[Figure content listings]
---+---

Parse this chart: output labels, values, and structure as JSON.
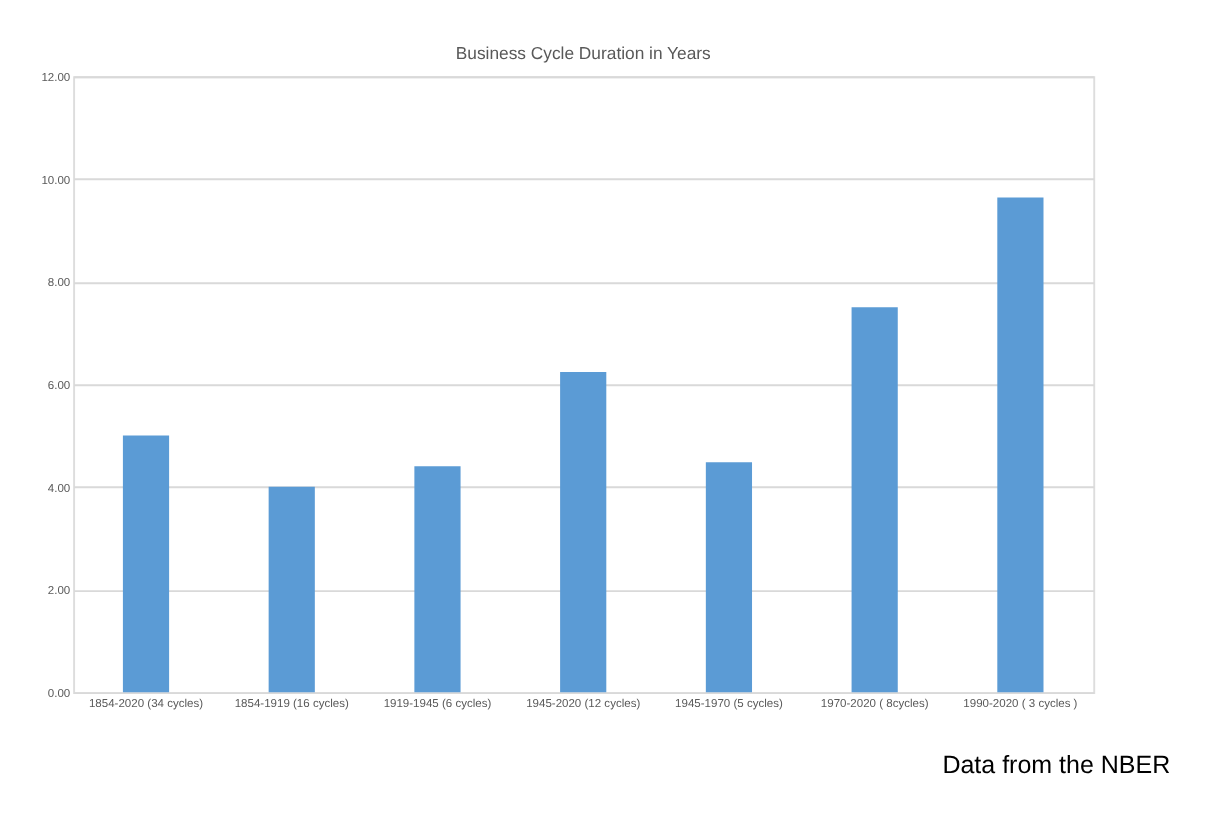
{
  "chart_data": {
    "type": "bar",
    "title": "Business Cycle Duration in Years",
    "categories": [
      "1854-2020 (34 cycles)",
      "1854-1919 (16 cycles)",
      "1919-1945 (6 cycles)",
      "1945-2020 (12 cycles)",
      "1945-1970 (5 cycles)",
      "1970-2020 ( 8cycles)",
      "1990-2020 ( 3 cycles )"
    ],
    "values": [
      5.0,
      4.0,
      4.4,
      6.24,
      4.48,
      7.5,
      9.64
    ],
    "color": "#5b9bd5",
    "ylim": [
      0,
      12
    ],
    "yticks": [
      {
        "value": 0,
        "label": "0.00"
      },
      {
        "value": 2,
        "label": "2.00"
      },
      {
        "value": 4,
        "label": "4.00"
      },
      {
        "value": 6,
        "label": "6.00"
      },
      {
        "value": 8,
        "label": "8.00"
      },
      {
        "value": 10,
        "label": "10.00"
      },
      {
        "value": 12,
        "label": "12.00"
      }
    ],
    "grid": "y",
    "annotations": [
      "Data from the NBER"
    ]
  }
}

---+---

GOAL OF THE EXERCISE:
Look over the listing above. Pick out and copy every line that includes "values".

WRITTEN RESPONSE:
Parse this chart: output labels, values, and structure as JSON.
    "values": [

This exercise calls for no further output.